(Data records)
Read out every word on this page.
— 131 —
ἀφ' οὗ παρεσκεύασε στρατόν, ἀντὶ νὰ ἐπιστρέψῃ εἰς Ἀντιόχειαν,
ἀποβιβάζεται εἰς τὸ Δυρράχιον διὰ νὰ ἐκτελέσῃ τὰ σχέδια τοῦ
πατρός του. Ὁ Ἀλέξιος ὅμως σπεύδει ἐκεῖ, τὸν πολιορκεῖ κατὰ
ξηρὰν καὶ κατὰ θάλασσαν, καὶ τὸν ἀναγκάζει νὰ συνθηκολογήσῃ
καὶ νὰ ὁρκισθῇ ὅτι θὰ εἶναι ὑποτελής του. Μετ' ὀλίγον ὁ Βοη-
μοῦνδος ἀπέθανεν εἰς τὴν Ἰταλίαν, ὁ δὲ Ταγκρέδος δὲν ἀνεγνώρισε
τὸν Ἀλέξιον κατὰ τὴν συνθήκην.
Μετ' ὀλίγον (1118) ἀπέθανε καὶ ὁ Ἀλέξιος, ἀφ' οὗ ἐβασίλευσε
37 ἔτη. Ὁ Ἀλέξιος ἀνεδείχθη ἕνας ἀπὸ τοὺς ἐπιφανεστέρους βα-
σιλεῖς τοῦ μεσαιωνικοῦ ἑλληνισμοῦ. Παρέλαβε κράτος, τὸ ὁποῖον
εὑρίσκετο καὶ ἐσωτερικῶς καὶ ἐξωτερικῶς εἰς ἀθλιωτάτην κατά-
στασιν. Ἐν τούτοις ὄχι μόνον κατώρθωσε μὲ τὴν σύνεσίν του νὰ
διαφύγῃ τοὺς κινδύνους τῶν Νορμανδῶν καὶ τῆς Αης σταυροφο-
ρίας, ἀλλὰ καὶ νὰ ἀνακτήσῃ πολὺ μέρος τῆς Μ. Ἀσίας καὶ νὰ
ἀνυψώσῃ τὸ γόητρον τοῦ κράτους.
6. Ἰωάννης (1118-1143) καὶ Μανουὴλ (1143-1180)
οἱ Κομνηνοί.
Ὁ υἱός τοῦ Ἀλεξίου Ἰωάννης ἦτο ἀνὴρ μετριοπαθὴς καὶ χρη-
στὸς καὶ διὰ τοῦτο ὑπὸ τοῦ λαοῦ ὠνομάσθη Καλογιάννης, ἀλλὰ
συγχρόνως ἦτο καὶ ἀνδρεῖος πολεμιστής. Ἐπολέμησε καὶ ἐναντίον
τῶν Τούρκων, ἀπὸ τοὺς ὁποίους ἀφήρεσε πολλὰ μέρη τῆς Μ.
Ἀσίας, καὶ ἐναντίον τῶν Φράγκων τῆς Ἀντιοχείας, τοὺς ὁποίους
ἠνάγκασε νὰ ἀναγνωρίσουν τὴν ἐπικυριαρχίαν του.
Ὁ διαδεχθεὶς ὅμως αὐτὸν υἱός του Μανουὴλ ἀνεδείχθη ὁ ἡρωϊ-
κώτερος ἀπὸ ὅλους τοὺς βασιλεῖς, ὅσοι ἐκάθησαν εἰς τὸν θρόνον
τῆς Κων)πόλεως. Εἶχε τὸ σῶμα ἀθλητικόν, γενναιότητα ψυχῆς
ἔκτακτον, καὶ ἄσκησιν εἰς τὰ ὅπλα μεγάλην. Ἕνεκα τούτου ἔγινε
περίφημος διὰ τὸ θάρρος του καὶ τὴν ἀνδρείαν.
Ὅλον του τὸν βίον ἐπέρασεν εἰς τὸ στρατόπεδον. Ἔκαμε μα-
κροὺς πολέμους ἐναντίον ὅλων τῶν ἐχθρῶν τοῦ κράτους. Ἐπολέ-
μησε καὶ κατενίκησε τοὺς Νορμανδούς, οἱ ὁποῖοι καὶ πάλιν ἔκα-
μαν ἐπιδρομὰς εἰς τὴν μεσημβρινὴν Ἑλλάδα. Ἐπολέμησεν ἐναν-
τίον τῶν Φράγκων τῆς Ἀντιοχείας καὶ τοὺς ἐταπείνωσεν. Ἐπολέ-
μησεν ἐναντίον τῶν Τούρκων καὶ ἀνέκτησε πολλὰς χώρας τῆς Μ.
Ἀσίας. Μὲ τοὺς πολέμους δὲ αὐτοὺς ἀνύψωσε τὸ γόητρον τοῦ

• Task goal:
Which lines hold the word "κράτους"? Copy each of them from the records.

• Task answer:
ἀνυψώσῃ τὸ γόητρον τοῦ κράτους.
κροὺς πολέμους ἐναντίον ὅλων τῶν ἐχθρῶν τοῦ κράτους. Ἐπολέ-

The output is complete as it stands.